Return the whole listing, keeping every character the same.
○ ○ ○ ○ ○ ○ ○
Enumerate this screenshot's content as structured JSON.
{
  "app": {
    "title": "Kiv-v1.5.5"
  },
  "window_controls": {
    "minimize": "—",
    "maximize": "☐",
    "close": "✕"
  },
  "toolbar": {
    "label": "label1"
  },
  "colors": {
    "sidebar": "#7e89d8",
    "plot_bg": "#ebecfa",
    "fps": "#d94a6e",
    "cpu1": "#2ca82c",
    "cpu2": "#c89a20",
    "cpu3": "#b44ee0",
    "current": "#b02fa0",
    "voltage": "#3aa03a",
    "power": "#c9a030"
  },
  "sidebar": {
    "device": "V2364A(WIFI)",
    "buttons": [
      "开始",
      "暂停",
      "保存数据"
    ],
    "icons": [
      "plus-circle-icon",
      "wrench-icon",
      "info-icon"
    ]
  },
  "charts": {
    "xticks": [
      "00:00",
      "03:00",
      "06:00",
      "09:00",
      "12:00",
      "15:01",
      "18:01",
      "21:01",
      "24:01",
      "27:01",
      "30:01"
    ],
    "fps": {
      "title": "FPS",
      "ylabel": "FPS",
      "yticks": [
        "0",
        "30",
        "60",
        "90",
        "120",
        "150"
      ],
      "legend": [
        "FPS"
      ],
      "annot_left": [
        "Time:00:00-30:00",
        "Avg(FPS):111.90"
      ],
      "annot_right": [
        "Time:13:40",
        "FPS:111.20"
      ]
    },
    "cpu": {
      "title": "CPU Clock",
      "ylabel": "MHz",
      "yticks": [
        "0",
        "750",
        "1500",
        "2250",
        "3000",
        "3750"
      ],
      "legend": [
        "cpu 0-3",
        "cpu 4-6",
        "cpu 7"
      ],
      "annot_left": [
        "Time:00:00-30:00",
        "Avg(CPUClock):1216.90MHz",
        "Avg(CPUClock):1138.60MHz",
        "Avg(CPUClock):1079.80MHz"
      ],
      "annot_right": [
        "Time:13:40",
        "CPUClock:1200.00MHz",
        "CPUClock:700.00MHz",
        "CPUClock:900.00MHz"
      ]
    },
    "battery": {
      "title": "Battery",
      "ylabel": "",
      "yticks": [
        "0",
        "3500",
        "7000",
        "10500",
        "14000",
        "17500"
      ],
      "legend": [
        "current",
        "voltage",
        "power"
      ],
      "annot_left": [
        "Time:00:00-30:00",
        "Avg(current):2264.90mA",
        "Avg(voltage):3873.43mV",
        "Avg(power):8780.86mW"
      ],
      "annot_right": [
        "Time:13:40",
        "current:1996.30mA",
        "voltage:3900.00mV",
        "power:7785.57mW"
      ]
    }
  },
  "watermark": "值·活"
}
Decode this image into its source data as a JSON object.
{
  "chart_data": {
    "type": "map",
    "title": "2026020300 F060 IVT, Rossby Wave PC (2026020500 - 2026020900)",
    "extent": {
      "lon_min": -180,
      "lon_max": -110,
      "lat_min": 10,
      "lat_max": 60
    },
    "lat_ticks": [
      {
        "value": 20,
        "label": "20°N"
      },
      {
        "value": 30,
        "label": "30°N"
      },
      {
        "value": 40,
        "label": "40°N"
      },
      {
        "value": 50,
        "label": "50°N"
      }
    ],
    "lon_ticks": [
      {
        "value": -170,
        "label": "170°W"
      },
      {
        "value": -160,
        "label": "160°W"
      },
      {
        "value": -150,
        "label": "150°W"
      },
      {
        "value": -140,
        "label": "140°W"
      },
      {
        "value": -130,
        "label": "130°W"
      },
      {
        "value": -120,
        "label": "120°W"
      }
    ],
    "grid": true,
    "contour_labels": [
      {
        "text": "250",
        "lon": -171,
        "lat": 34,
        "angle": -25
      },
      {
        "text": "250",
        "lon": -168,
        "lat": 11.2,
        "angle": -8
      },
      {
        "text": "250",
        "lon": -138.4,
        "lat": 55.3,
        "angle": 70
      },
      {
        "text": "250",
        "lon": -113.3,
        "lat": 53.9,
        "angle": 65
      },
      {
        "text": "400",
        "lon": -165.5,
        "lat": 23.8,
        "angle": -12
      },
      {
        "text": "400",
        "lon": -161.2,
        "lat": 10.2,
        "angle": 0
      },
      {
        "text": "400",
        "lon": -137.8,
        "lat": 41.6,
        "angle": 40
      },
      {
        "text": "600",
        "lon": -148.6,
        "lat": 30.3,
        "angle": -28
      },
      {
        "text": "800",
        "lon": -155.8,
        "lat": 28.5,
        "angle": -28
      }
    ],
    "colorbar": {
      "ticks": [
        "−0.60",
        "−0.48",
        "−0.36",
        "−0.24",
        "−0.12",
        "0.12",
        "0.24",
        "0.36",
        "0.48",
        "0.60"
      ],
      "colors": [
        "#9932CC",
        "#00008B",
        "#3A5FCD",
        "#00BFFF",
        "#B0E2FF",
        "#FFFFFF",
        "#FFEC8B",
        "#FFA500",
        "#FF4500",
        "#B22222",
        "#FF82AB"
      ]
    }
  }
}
○ ○ ○ ○ ○ ○ ○
THE COMPLETED TASK =>
Enumerate this screenshot's content as structured JSON.
{
  "app": {
    "title": "Kiv-v1.5.5"
  },
  "window_controls": {
    "minimize": "—",
    "maximize": "☐",
    "close": "✕"
  },
  "toolbar": {
    "label": "label1"
  },
  "colors": {
    "sidebar": "#7e89d8",
    "plot_bg": "#ebecfa",
    "fps": "#d94a6e",
    "cpu1": "#2ca82c",
    "cpu2": "#c89a20",
    "cpu3": "#b44ee0",
    "current": "#b02fa0",
    "voltage": "#3aa03a",
    "power": "#c9a030"
  },
  "sidebar": {
    "device": "V2364A(WIFI)",
    "buttons": [
      "开始",
      "暂停",
      "保存数据"
    ],
    "icons": [
      "plus-circle-icon",
      "wrench-icon",
      "info-icon"
    ]
  },
  "charts": {
    "xticks": [
      "00:00",
      "03:00",
      "06:00",
      "09:00",
      "12:00",
      "15:01",
      "18:01",
      "21:01",
      "24:01",
      "27:01",
      "30:01"
    ],
    "fps": {
      "title": "FPS",
      "ylabel": "FPS",
      "yticks": [
        "0",
        "30",
        "60",
        "90",
        "120",
        "150"
      ],
      "legend": [
        "FPS"
      ],
      "annot_left": [
        "Time:00:00-30:00",
        "Avg(FPS):111.90"
      ],
      "annot_right": [
        "Time:13:40",
        "FPS:111.20"
      ]
    },
    "cpu": {
      "title": "CPU Clock",
      "ylabel": "MHz",
      "yticks": [
        "0",
        "750",
        "1500",
        "2250",
        "3000",
        "3750"
      ],
      "legend": [
        "cpu 0-3",
        "cpu 4-6",
        "cpu 7"
      ],
      "annot_left": [
        "Time:00:00-30:00",
        "Avg(CPUClock):1216.90MHz",
        "Avg(CPUClock):1138.60MHz",
        "Avg(CPUClock):1079.80MHz"
      ],
      "annot_right": [
        "Time:13:40",
        "CPUClock:1200.00MHz",
        "CPUClock:700.00MHz",
        "CPUClock:900.00MHz"
      ]
    },
    "battery": {
      "title": "Battery",
      "ylabel": "",
      "yticks": [
        "0",
        "3500",
        "7000",
        "10500",
        "14000",
        "17500"
      ],
      "legend": [
        "current",
        "voltage",
        "power"
      ],
      "annot_left": [
        "Time:00:00-30:00",
        "Avg(current):2264.90mA",
        "Avg(voltage):3873.43mV",
        "Avg(power):8780.86mW"
      ],
      "annot_right": [
        "Time:13:40",
        "current:1996.30mA",
        "voltage:3900.00mV",
        "power:7785.57mW"
      ]
    }
  },
  "watermark": "值·活"
}
Decode this image into its source data as a JSON object.
{
  "chart_data": {
    "type": "map",
    "title": "2026020300 F060 IVT, Rossby Wave PC (2026020500 - 2026020900)",
    "extent": {
      "lon_min": -180,
      "lon_max": -110,
      "lat_min": 10,
      "lat_max": 60
    },
    "lat_ticks": [
      {
        "value": 20,
        "label": "20°N"
      },
      {
        "value": 30,
        "label": "30°N"
      },
      {
        "value": 40,
        "label": "40°N"
      },
      {
        "value": 50,
        "label": "50°N"
      }
    ],
    "lon_ticks": [
      {
        "value": -170,
        "label": "170°W"
      },
      {
        "value": -160,
        "label": "160°W"
      },
      {
        "value": -150,
        "label": "150°W"
      },
      {
        "value": -140,
        "label": "140°W"
      },
      {
        "value": -130,
        "label": "130°W"
      },
      {
        "value": -120,
        "label": "120°W"
      }
    ],
    "grid": true,
    "contour_labels": [
      {
        "text": "250",
        "lon": -171,
        "lat": 34,
        "angle": -25
      },
      {
        "text": "250",
        "lon": -168,
        "lat": 11.2,
        "angle": -8
      },
      {
        "text": "250",
        "lon": -138.4,
        "lat": 55.3,
        "angle": 70
      },
      {
        "text": "250",
        "lon": -113.3,
        "lat": 53.9,
        "angle": 65
      },
      {
        "text": "400",
        "lon": -165.5,
        "lat": 23.8,
        "angle": -12
      },
      {
        "text": "400",
        "lon": -161.2,
        "lat": 10.2,
        "angle": 0
      },
      {
        "text": "400",
        "lon": -137.8,
        "lat": 41.6,
        "angle": 40
      },
      {
        "text": "600",
        "lon": -148.6,
        "lat": 30.3,
        "angle": -28
      },
      {
        "text": "800",
        "lon": -155.8,
        "lat": 28.5,
        "angle": -28
      }
    ],
    "colorbar": {
      "ticks": [
        "−0.60",
        "−0.48",
        "−0.36",
        "−0.24",
        "−0.12",
        "0.12",
        "0.24",
        "0.36",
        "0.48",
        "0.60"
      ],
      "colors": [
        "#9932CC",
        "#00008B",
        "#3A5FCD",
        "#00BFFF",
        "#B0E2FF",
        "#FFFFFF",
        "#FFEC8B",
        "#FFA500",
        "#FF4500",
        "#B22222",
        "#FF82AB"
      ]
    }
  }
}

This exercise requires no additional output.